____ Records for this exercise
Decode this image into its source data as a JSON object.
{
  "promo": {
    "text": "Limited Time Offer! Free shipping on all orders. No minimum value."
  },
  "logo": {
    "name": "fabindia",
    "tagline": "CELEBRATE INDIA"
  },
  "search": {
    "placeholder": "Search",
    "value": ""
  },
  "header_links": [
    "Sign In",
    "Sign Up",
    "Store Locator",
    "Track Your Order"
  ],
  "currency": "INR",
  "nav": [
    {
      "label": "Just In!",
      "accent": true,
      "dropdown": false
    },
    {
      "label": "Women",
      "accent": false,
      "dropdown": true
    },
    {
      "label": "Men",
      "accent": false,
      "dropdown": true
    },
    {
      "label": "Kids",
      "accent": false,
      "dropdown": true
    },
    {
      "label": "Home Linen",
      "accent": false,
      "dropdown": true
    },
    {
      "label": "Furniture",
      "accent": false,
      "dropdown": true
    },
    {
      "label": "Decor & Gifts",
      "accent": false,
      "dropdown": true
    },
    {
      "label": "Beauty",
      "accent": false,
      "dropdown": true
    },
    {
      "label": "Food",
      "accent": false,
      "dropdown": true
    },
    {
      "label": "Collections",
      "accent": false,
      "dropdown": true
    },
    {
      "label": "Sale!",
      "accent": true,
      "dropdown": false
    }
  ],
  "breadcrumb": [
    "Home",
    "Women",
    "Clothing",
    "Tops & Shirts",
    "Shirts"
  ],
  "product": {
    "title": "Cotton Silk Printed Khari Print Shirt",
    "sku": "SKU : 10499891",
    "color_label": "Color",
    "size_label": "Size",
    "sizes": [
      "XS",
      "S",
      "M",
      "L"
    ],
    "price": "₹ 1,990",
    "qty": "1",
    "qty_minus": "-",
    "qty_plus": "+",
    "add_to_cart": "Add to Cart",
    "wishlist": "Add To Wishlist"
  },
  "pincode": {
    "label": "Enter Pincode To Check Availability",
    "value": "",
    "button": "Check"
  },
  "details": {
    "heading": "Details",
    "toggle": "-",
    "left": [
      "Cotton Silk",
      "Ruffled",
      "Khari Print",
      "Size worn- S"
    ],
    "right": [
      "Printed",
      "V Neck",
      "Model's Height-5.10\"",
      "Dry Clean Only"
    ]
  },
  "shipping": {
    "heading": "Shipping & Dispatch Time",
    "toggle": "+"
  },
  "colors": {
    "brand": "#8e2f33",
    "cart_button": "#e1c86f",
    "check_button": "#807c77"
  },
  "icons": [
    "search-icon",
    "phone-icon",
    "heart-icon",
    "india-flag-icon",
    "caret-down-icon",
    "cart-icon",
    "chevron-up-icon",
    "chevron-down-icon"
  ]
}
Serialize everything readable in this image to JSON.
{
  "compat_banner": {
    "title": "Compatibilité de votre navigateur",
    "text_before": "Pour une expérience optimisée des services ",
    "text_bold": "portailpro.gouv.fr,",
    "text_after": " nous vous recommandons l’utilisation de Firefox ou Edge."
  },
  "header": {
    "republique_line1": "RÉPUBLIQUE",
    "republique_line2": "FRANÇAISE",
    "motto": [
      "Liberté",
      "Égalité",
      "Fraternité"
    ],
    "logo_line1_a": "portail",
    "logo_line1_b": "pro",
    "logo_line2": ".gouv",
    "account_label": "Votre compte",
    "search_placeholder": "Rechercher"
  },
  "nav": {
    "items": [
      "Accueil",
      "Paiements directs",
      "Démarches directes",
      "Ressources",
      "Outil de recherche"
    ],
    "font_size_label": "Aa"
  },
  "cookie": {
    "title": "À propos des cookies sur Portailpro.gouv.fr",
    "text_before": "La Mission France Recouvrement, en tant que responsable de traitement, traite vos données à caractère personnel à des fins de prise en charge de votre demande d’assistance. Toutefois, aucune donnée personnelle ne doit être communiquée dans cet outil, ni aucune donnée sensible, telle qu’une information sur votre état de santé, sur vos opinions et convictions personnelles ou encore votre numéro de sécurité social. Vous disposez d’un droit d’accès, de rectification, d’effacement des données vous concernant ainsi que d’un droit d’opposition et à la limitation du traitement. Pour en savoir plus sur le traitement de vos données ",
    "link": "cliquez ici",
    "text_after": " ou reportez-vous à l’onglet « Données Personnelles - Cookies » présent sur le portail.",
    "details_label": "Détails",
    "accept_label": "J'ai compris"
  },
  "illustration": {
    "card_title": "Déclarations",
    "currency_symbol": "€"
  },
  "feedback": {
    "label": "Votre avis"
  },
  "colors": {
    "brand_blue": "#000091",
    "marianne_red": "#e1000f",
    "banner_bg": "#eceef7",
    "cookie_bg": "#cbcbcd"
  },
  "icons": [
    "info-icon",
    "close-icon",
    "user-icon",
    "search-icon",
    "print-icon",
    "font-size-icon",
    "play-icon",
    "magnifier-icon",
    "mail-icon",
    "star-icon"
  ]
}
________
Directions for this task:
Repeat all the entries word for word.

Exercise solution:
Decode this image into its source data as a JSON object.
{
  "promo": {
    "text": "Limited Time Offer! Free shipping on all orders. No minimum value."
  },
  "logo": {
    "name": "fabindia",
    "tagline": "CELEBRATE INDIA"
  },
  "search": {
    "placeholder": "Search",
    "value": ""
  },
  "header_links": [
    "Sign In",
    "Sign Up",
    "Store Locator",
    "Track Your Order"
  ],
  "currency": "INR",
  "nav": [
    {
      "label": "Just In!",
      "accent": true,
      "dropdown": false
    },
    {
      "label": "Women",
      "accent": false,
      "dropdown": true
    },
    {
      "label": "Men",
      "accent": false,
      "dropdown": true
    },
    {
      "label": "Kids",
      "accent": false,
      "dropdown": true
    },
    {
      "label": "Home Linen",
      "accent": false,
      "dropdown": true
    },
    {
      "label": "Furniture",
      "accent": false,
      "dropdown": true
    },
    {
      "label": "Decor & Gifts",
      "accent": false,
      "dropdown": true
    },
    {
      "label": "Beauty",
      "accent": false,
      "dropdown": true
    },
    {
      "label": "Food",
      "accent": false,
      "dropdown": true
    },
    {
      "label": "Collections",
      "accent": false,
      "dropdown": true
    },
    {
      "label": "Sale!",
      "accent": true,
      "dropdown": false
    }
  ],
  "breadcrumb": [
    "Home",
    "Women",
    "Clothing",
    "Tops & Shirts",
    "Shirts"
  ],
  "product": {
    "title": "Cotton Silk Printed Khari Print Shirt",
    "sku": "SKU : 10499891",
    "color_label": "Color",
    "size_label": "Size",
    "sizes": [
      "XS",
      "S",
      "M",
      "L"
    ],
    "price": "₹ 1,990",
    "qty": "1",
    "qty_minus": "-",
    "qty_plus": "+",
    "add_to_cart": "Add to Cart",
    "wishlist": "Add To Wishlist"
  },
  "pincode": {
    "label": "Enter Pincode To Check Availability",
    "value": "",
    "button": "Check"
  },
  "details": {
    "heading": "Details",
    "toggle": "-",
    "left": [
      "Cotton Silk",
      "Ruffled",
      "Khari Print",
      "Size worn- S"
    ],
    "right": [
      "Printed",
      "V Neck",
      "Model's Height-5.10\"",
      "Dry Clean Only"
    ]
  },
  "shipping": {
    "heading": "Shipping & Dispatch Time",
    "toggle": "+"
  },
  "colors": {
    "brand": "#8e2f33",
    "cart_button": "#e1c86f",
    "check_button": "#807c77"
  },
  "icons": [
    "search-icon",
    "phone-icon",
    "heart-icon",
    "india-flag-icon",
    "caret-down-icon",
    "cart-icon",
    "chevron-up-icon",
    "chevron-down-icon"
  ]
}
Serialize everything readable in this image to JSON.
{
  "compat_banner": {
    "title": "Compatibilité de votre navigateur",
    "text_before": "Pour une expérience optimisée des services ",
    "text_bold": "portailpro.gouv.fr,",
    "text_after": " nous vous recommandons l’utilisation de Firefox ou Edge."
  },
  "header": {
    "republique_line1": "RÉPUBLIQUE",
    "republique_line2": "FRANÇAISE",
    "motto": [
      "Liberté",
      "Égalité",
      "Fraternité"
    ],
    "logo_line1_a": "portail",
    "logo_line1_b": "pro",
    "logo_line2": ".gouv",
    "account_label": "Votre compte",
    "search_placeholder": "Rechercher"
  },
  "nav": {
    "items": [
      "Accueil",
      "Paiements directs",
      "Démarches directes",
      "Ressources",
      "Outil de recherche"
    ],
    "font_size_label": "Aa"
  },
  "cookie": {
    "title": "À propos des cookies sur Portailpro.gouv.fr",
    "text_before": "La Mission France Recouvrement, en tant que responsable de traitement, traite vos données à caractère personnel à des fins de prise en charge de votre demande d’assistance. Toutefois, aucune donnée personnelle ne doit être communiquée dans cet outil, ni aucune donnée sensible, telle qu’une information sur votre état de santé, sur vos opinions et convictions personnelles ou encore votre numéro de sécurité social. Vous disposez d’un droit d’accès, de rectification, d’effacement des données vous concernant ainsi que d’un droit d’opposition et à la limitation du traitement. Pour en savoir plus sur le traitement de vos données ",
    "link": "cliquez ici",
    "text_after": " ou reportez-vous à l’onglet « Données Personnelles - Cookies » présent sur le portail.",
    "details_label": "Détails",
    "accept_label": "J'ai compris"
  },
  "illustration": {
    "card_title": "Déclarations",
    "currency_symbol": "€"
  },
  "feedback": {
    "label": "Votre avis"
  },
  "colors": {
    "brand_blue": "#000091",
    "marianne_red": "#e1000f",
    "banner_bg": "#eceef7",
    "cookie_bg": "#cbcbcd"
  },
  "icons": [
    "info-icon",
    "close-icon",
    "user-icon",
    "search-icon",
    "print-icon",
    "font-size-icon",
    "play-icon",
    "magnifier-icon",
    "mail-icon",
    "star-icon"
  ]
}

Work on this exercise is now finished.